> [Instructions for the task]: From the listing below, tally the lines that include "made". Return only the total.

* start *

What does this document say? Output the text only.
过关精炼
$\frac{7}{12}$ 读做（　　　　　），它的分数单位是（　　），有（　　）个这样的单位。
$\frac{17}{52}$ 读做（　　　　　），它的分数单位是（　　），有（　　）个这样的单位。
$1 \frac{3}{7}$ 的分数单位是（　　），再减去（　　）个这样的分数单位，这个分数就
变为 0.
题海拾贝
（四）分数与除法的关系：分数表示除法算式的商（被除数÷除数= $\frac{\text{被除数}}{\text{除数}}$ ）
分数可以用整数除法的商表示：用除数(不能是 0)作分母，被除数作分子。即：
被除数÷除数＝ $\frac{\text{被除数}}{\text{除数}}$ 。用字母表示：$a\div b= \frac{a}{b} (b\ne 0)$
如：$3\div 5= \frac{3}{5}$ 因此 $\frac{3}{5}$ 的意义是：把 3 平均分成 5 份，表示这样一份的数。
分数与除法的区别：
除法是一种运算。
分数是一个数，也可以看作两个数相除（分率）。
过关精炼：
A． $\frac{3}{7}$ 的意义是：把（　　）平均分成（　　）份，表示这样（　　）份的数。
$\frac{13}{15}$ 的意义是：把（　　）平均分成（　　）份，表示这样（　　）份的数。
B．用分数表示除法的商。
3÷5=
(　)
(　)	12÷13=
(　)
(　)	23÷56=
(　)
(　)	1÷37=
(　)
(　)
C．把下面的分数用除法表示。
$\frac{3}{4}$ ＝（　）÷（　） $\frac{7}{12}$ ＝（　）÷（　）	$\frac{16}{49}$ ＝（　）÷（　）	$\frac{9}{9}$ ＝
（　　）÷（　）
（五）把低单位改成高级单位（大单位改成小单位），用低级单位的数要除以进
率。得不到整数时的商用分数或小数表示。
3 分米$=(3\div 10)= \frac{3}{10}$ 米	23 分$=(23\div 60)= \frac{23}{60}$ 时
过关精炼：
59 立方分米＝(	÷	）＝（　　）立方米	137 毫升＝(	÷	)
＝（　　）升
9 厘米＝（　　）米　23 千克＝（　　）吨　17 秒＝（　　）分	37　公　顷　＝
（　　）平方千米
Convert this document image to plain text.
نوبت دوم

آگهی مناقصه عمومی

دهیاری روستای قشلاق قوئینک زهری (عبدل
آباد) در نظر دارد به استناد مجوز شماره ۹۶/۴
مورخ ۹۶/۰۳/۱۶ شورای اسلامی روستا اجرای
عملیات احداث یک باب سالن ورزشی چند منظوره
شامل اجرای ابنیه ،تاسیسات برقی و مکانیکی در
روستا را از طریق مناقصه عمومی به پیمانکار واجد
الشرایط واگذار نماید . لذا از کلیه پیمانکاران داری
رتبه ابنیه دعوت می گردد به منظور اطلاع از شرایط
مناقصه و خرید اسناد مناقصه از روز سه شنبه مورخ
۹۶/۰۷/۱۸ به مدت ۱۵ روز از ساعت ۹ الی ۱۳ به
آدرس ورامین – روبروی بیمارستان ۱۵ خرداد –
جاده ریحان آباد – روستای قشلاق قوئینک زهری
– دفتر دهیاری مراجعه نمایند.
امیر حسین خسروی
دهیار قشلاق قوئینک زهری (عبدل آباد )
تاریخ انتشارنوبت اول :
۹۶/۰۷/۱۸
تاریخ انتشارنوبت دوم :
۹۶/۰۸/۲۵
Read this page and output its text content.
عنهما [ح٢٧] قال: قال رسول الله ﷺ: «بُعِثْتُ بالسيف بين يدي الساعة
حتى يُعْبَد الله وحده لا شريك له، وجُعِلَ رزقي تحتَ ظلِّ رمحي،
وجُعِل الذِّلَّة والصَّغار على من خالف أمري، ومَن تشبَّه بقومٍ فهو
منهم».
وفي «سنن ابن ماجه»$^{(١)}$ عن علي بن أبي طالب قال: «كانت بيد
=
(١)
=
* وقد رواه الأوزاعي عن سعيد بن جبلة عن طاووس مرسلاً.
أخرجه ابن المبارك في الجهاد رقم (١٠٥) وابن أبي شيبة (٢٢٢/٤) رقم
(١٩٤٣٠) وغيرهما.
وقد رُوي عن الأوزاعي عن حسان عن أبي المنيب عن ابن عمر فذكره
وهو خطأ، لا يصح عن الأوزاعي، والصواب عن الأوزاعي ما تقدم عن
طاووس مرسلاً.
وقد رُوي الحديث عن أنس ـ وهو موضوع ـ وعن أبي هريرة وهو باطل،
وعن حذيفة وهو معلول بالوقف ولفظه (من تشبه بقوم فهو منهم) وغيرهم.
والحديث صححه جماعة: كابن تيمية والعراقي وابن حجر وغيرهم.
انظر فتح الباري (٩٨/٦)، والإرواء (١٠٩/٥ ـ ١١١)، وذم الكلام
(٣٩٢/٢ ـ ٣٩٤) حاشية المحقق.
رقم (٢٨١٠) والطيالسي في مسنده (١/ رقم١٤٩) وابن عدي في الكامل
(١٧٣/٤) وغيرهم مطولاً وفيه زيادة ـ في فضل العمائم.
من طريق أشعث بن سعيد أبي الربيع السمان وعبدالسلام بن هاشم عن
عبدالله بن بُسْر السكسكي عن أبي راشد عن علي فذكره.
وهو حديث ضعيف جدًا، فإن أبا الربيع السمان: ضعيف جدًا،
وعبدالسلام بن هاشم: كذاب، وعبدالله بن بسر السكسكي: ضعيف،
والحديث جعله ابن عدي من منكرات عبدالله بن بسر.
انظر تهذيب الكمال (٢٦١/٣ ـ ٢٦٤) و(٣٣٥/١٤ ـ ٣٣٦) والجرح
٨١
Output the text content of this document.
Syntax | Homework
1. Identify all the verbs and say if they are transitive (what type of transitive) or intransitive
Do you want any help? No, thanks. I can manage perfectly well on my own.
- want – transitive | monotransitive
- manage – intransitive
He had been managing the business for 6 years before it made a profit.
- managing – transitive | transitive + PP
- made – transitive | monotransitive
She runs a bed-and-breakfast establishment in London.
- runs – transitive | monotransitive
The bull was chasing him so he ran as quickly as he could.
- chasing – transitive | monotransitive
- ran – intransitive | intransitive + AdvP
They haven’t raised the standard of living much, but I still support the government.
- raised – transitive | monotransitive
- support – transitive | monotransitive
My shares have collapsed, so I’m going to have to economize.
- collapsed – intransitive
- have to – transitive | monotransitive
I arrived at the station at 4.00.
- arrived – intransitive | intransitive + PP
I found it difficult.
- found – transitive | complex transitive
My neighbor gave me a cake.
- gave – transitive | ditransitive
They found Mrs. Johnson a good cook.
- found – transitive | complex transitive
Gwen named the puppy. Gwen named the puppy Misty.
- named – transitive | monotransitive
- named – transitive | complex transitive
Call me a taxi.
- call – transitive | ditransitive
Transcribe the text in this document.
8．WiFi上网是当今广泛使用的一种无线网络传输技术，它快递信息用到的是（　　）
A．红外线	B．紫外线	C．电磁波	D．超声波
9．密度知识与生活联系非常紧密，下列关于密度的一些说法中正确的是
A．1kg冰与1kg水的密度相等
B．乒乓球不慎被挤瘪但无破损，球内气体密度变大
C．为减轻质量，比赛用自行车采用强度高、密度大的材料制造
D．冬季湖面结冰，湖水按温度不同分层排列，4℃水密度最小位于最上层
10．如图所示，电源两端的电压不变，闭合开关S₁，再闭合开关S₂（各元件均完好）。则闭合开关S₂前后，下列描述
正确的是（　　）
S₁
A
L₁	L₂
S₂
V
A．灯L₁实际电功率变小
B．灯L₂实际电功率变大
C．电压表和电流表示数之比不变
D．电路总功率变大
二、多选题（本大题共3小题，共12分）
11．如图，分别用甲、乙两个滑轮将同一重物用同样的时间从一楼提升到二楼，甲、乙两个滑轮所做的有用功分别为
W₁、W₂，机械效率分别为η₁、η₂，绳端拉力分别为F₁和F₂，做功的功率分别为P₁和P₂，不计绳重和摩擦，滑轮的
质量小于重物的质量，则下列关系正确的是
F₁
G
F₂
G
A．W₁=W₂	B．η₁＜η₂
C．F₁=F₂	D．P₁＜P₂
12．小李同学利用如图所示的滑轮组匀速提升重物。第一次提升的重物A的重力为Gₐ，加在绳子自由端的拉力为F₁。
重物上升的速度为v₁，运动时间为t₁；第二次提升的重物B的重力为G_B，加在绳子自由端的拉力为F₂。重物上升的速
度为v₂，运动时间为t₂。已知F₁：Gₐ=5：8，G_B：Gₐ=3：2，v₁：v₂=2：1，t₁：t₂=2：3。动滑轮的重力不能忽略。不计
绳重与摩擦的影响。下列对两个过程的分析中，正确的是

* end *

> [Answer for the task]: 2